Written problem
Reply with only the number of lines that contain the string "marker".

(Data items)
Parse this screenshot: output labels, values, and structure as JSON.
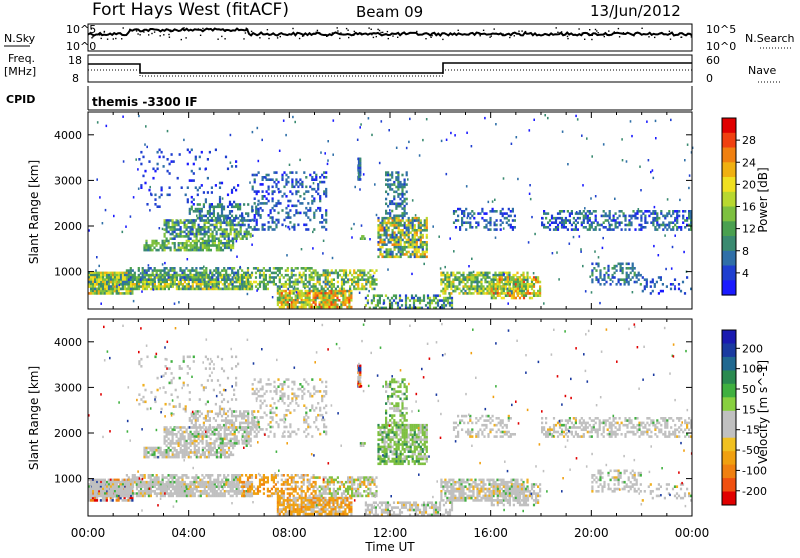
{
  "header": {
    "station": "Fort Hays West (fitACF)",
    "beam": "Beam 09",
    "date": "13/Jun/2012"
  },
  "panels": {
    "nsky": {
      "label": "N.Sky",
      "ticks": [
        "10^5",
        "10^0"
      ],
      "right_label": "N.Search",
      "right_ticks": [
        "10^5",
        "10^0"
      ]
    },
    "freq": {
      "label_top": "Freq.",
      "label_unit": "[MHz]",
      "ticks": [
        "18",
        "8"
      ],
      "right_label": "Nave",
      "right_ticks": [
        "60",
        "0"
      ]
    },
    "cpid": {
      "label": "CPID",
      "program": "themis -3300 IF"
    }
  },
  "chart_data": [
    {
      "type": "heatmap",
      "name": "power",
      "ylabel": "Slant Range [km]",
      "xlabel": "",
      "x_ticks": [
        "00:00",
        "04:00",
        "08:00",
        "12:00",
        "16:00",
        "20:00",
        "00:00"
      ],
      "y_ticks": [
        "1000",
        "2000",
        "3000",
        "4000"
      ],
      "ylim": [
        180,
        4500
      ],
      "xlim_hours": [
        0,
        24
      ],
      "colorbar": {
        "label": "Power [dB]",
        "ticks": [
          "4",
          "8",
          "12",
          "16",
          "20",
          "24",
          "28"
        ],
        "colors": [
          "#1a1aff",
          "#1f3fd0",
          "#2f6fa8",
          "#3a8a70",
          "#4aa050",
          "#7dc040",
          "#b8d830",
          "#f0e020",
          "#f0b010",
          "#f08010",
          "#f04010",
          "#e00000"
        ]
      }
    },
    {
      "type": "heatmap",
      "name": "velocity",
      "ylabel": "Slant Range [km]",
      "xlabel": "Time UT",
      "x_ticks": [
        "00:00",
        "04:00",
        "08:00",
        "12:00",
        "16:00",
        "20:00",
        "00:00"
      ],
      "y_ticks": [
        "1000",
        "2000",
        "3000",
        "4000"
      ],
      "ylim": [
        180,
        4500
      ],
      "xlim_hours": [
        0,
        24
      ],
      "colorbar": {
        "label": "Velocity [m s^-1]",
        "ticks": [
          "200",
          "100",
          "50",
          "15",
          "-15",
          "-50",
          "-100",
          "-200"
        ],
        "colors": [
          "#1a1ab0",
          "#1a3aa0",
          "#206890",
          "#2a8a50",
          "#40b040",
          "#88d040",
          "#c0c0c0",
          "#c0c0c0",
          "#f0c020",
          "#f0a010",
          "#f08010",
          "#f05010",
          "#e00000"
        ]
      }
    }
  ]
}
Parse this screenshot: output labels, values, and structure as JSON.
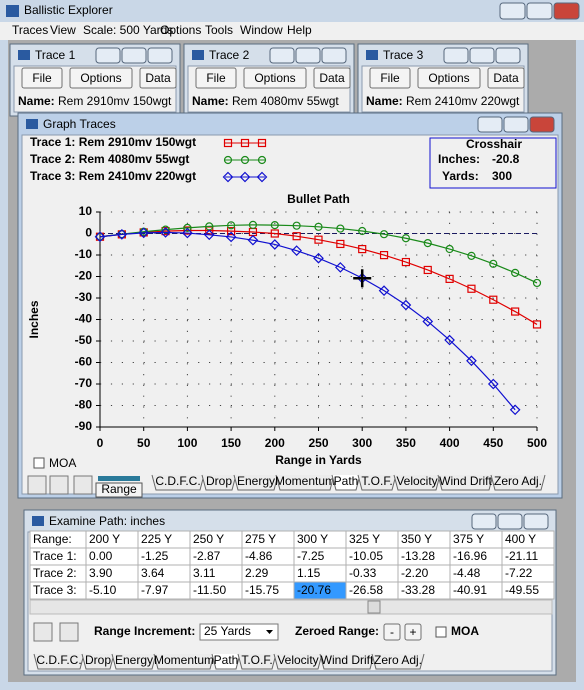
{
  "app": {
    "title": "Ballistic Explorer",
    "menu": [
      "Traces",
      "View",
      "Scale: 500 Yards",
      "Options",
      "Tools",
      "Window",
      "Help"
    ]
  },
  "trace_windows": [
    {
      "title": "Trace 1",
      "buttons": [
        "File",
        "Options",
        "Data"
      ],
      "name_label": "Name:",
      "name": "Rem  2910mv 150wgt"
    },
    {
      "title": "Trace 2",
      "buttons": [
        "File",
        "Options",
        "Data"
      ],
      "name_label": "Name:",
      "name": "Rem  4080mv 55wgt"
    },
    {
      "title": "Trace 3",
      "buttons": [
        "File",
        "Options",
        "Data"
      ],
      "name_label": "Name:",
      "name": "Rem  2410mv 220wgt"
    }
  ],
  "graph_window": {
    "title": "Graph Traces",
    "crosshair": {
      "title": "Crosshair",
      "inches_label": "Inches:",
      "inches": -20.8,
      "yards_label": "Yards:",
      "yards": 300
    },
    "moa_label": "MOA",
    "range_button": "Range"
  },
  "tabs": [
    "C.D.F.C.",
    "Drop",
    "Energy",
    "Momentum",
    "Path",
    "T.O.F.",
    "Velocity",
    "Wind Drift",
    "Zero Adj."
  ],
  "chart_data": {
    "type": "line",
    "title": "Bullet Path",
    "x_label": "Range in Yards",
    "y_label": "Inches",
    "x": [
      0,
      25,
      50,
      75,
      100,
      125,
      150,
      175,
      200,
      225,
      250,
      275,
      300,
      325,
      350,
      375,
      400,
      425,
      450,
      475,
      500
    ],
    "series": [
      {
        "name": "Trace 1:  Rem  2910mv 150wgt",
        "color": "#e00000",
        "marker": "square",
        "values": [
          -1.5,
          -0.4,
          0.5,
          1.1,
          1.4,
          1.4,
          1.1,
          0.7,
          0,
          -1.25,
          -2.87,
          -4.86,
          -7.25,
          -10.05,
          -13.28,
          -16.96,
          -21.11,
          -25.7,
          -30.8,
          -36.3,
          -42.3
        ]
      },
      {
        "name": "Trace 2:  Rem  4080mv 55wgt",
        "color": "#1a8a1a",
        "marker": "circle",
        "values": [
          -1.5,
          -0.3,
          0.8,
          1.8,
          2.6,
          3.3,
          3.8,
          4.0,
          3.9,
          3.64,
          3.11,
          2.29,
          1.15,
          -0.33,
          -2.2,
          -4.48,
          -7.22,
          -10.4,
          -14.1,
          -18.3,
          -23.0
        ]
      },
      {
        "name": "Trace 3:  Rem  2410mv 220wgt",
        "color": "#1010d0",
        "marker": "diamond",
        "values": [
          -1.5,
          -0.4,
          0.3,
          0.5,
          0.2,
          -0.6,
          -1.6,
          -3.1,
          -5.1,
          -7.97,
          -11.5,
          -15.75,
          -20.76,
          -26.58,
          -33.28,
          -40.91,
          -49.55,
          -59.2,
          -70.0,
          -82.0,
          null
        ]
      }
    ],
    "xlim": [
      0,
      500
    ],
    "ylim": [
      -90,
      10
    ],
    "xticks": [
      0,
      50,
      100,
      150,
      200,
      250,
      300,
      350,
      400,
      450,
      500
    ],
    "yticks": [
      10,
      0,
      -10,
      -20,
      -30,
      -40,
      -50,
      -60,
      -70,
      -80,
      -90
    ],
    "grid": true
  },
  "examine_window": {
    "title": "Examine Path:  inches",
    "table": {
      "header": [
        "Range:",
        "200 Y",
        "225 Y",
        "250 Y",
        "275 Y",
        "300 Y",
        "325 Y",
        "350 Y",
        "375 Y",
        "400 Y"
      ],
      "rows": [
        [
          "Trace 1:",
          "0.00",
          "-1.25",
          "-2.87",
          "-4.86",
          "-7.25",
          "-10.05",
          "-13.28",
          "-16.96",
          "-21.11"
        ],
        [
          "Trace 2:",
          "3.90",
          "3.64",
          "3.11",
          "2.29",
          "1.15",
          "-0.33",
          "-2.20",
          "-4.48",
          "-7.22"
        ],
        [
          "Trace 3:",
          "-5.10",
          "-7.97",
          "-11.50",
          "-15.75",
          "-20.76",
          "-26.58",
          "-33.28",
          "-40.91",
          "-49.55"
        ]
      ]
    },
    "range_increment_label": "Range Increment:",
    "range_increment": "25 Yards",
    "zeroed_range_label": "Zeroed Range:",
    "minus": "-",
    "plus": "+",
    "moa_label": "MOA"
  }
}
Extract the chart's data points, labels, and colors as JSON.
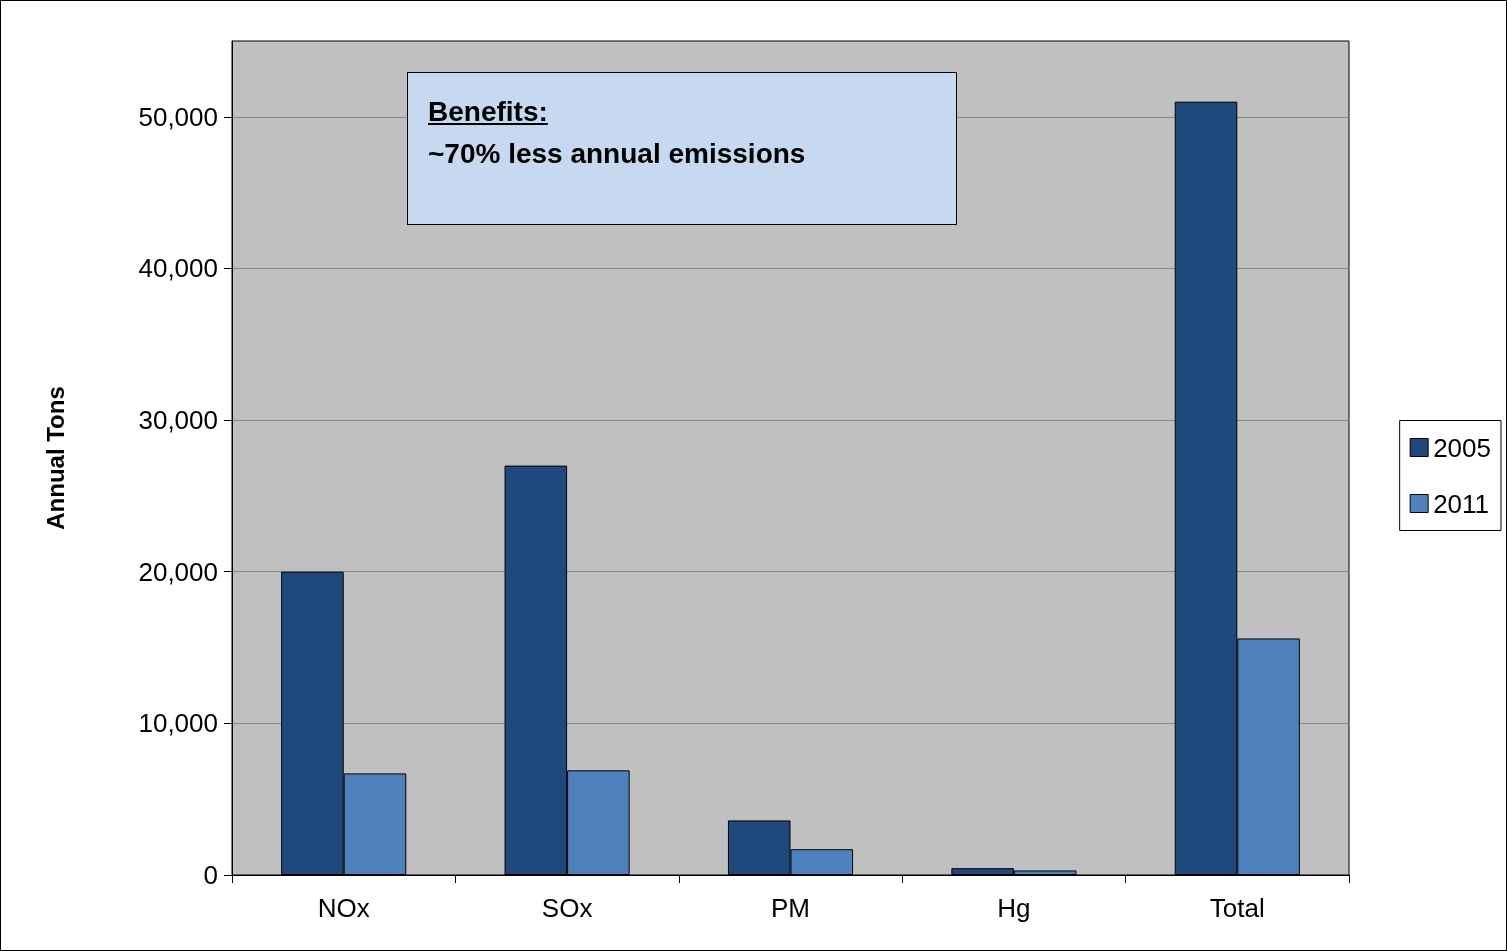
{
  "chart_data": {
    "type": "bar",
    "ylabel": "Annual Tons",
    "categories": [
      "NOx",
      "SOx",
      "PM",
      "Hg",
      "Total"
    ],
    "series": [
      {
        "name": "2005",
        "color": "#1f497d",
        "values": [
          20000,
          27000,
          3600,
          450,
          51000
        ]
      },
      {
        "name": "2011",
        "color": "#4f81bd",
        "values": [
          6700,
          6900,
          1700,
          300,
          15600
        ]
      }
    ],
    "ylim": [
      0,
      55000
    ],
    "yticks": [
      0,
      {
        "value": 10000,
        "label": "10,000"
      },
      {
        "value": 20000,
        "label": "20,000"
      },
      {
        "value": 30000,
        "label": "30,000"
      },
      {
        "value": 40000,
        "label": "40,000"
      },
      {
        "value": 50000,
        "label": "50,000"
      }
    ],
    "grid": "y",
    "legend": "right",
    "annotations": [
      "Benefits:",
      "~70% less annual emissions"
    ]
  }
}
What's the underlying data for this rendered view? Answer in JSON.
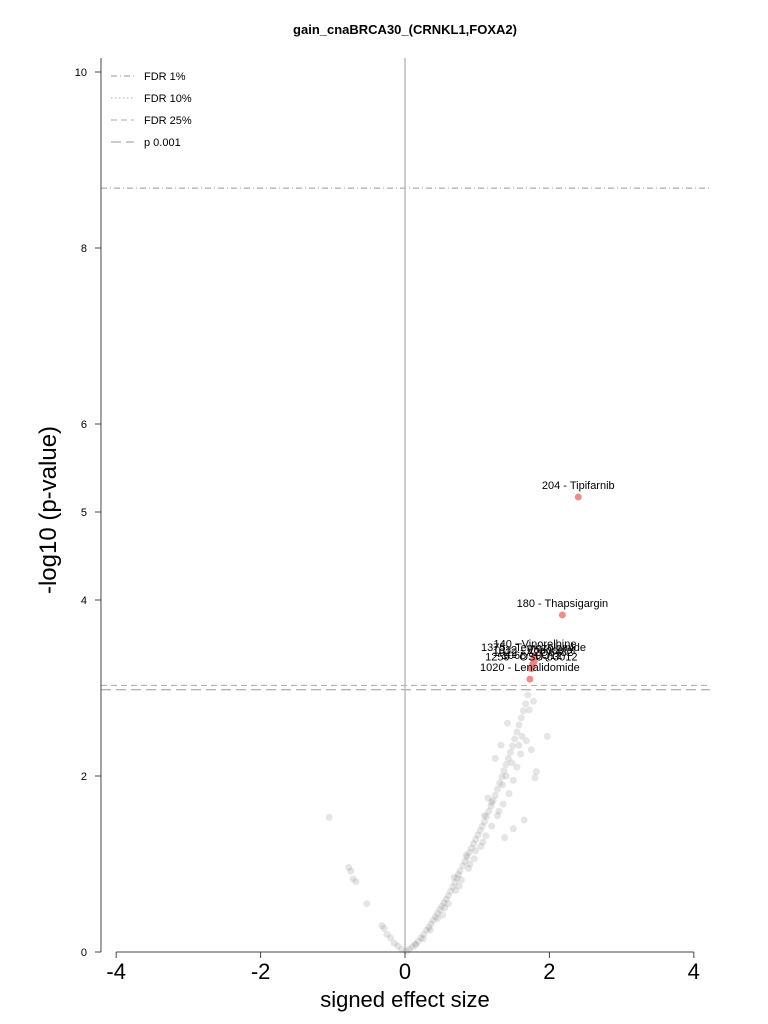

The reply
3